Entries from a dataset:
%%

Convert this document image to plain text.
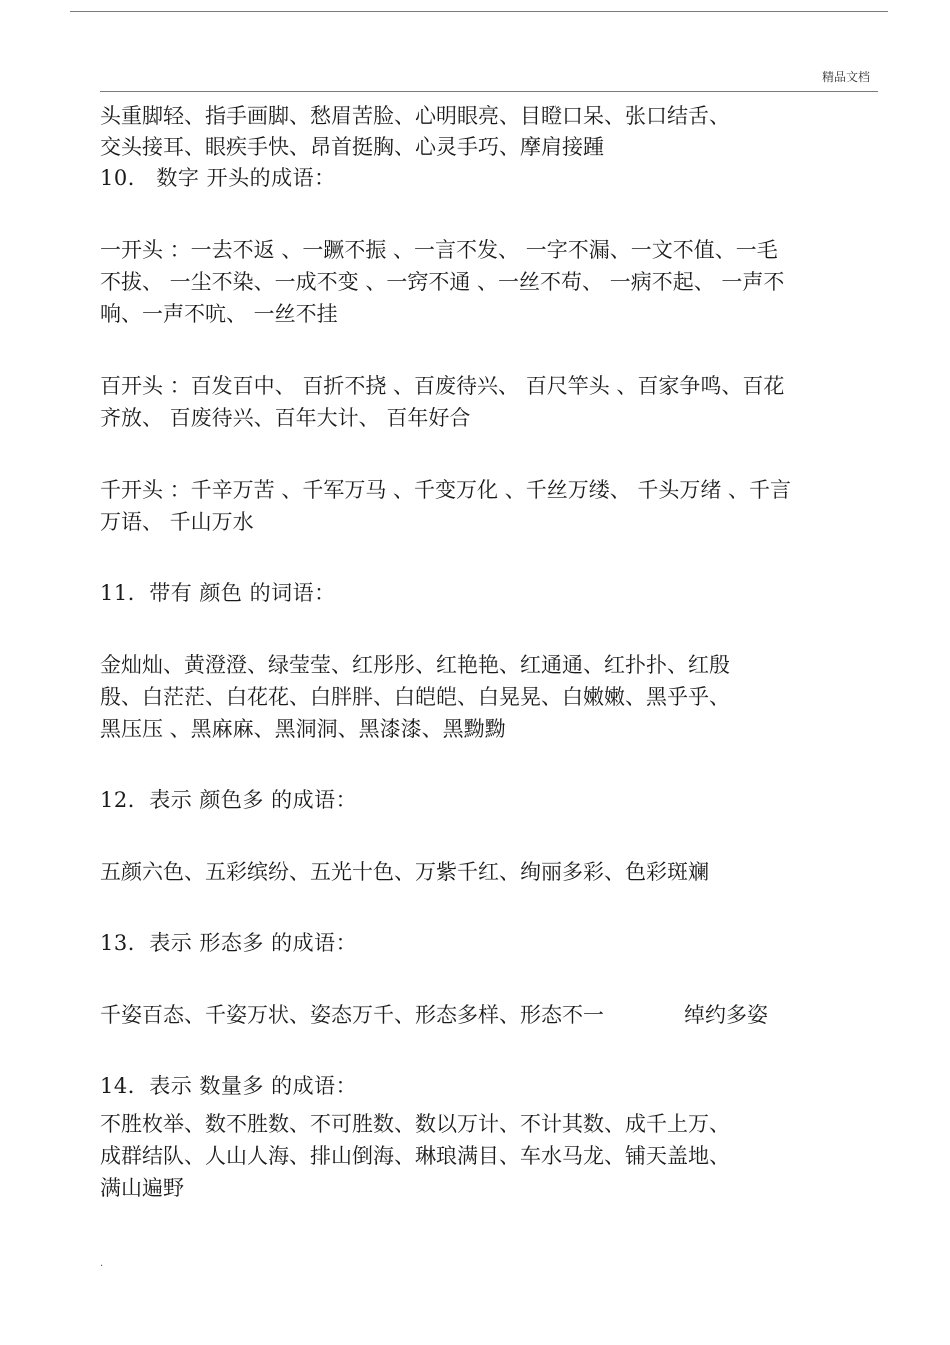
精品文档
头重脚轻、指手画脚、愁眉苦脸、心明眼亮、目瞪口呆、张口结舌、
交头接耳、眼疾手快、昂首挺胸、心灵手巧、摩肩接踵
10． 数字 开头的成语：
一开头 ：一去不返 、一蹶不振 、一言不发、 一字不漏、一文不值、一毛
不拔、 一尘不染、一成不变 、一窍不通 、一丝不苟、 一病不起、 一声不
响、一声不吭、 一丝不挂
百开头 ：百发百中、 百折不挠 、百废待兴、 百尺竿头 、百家争鸣、百花
齐放、 百废待兴、百年大计、 百年好合
千开头 ：千辛万苦 、千军万马 、千变万化 、千丝万缕、 千头万绪 、千言
万语、 千山万水
11．带有 颜色 的词语：
金灿灿、黄澄澄、绿莹莹、红彤彤、红艳艳、红通通、红扑扑、红殷
殷、白茫茫、白花花、白胖胖、白皑皑、白晃晃、白嫩嫩、黑乎乎、
黑压压 、黑麻麻、黑洞洞、黑漆漆、黑黝黝
12．表示 颜色多 的成语：
五颜六色、五彩缤纷、五光十色、万紫千红、绚丽多彩、色彩斑斓
13．表示 形态多 的成语：
千姿百态、千姿万状、姿态万千、形态多样、形态不一	绰约多姿
14．表示 数量多 的成语：
不胜枚举、数不胜数、不可胜数、数以万计、不计其数、成千上万、
成群结队、人山人海、排山倒海、琳琅满目、车水马龙、铺天盖地、
满山遍野
.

%%

§ PROBLEM DETAILS
Scan the material above. Copy each line that holds the word "百废待兴".

§ RESULT BELOW
百开头 ：百发百中、 百折不挠 、百废待兴、 百尺竿头 、百家争鸣、百花
齐放、 百废待兴、百年大计、 百年好合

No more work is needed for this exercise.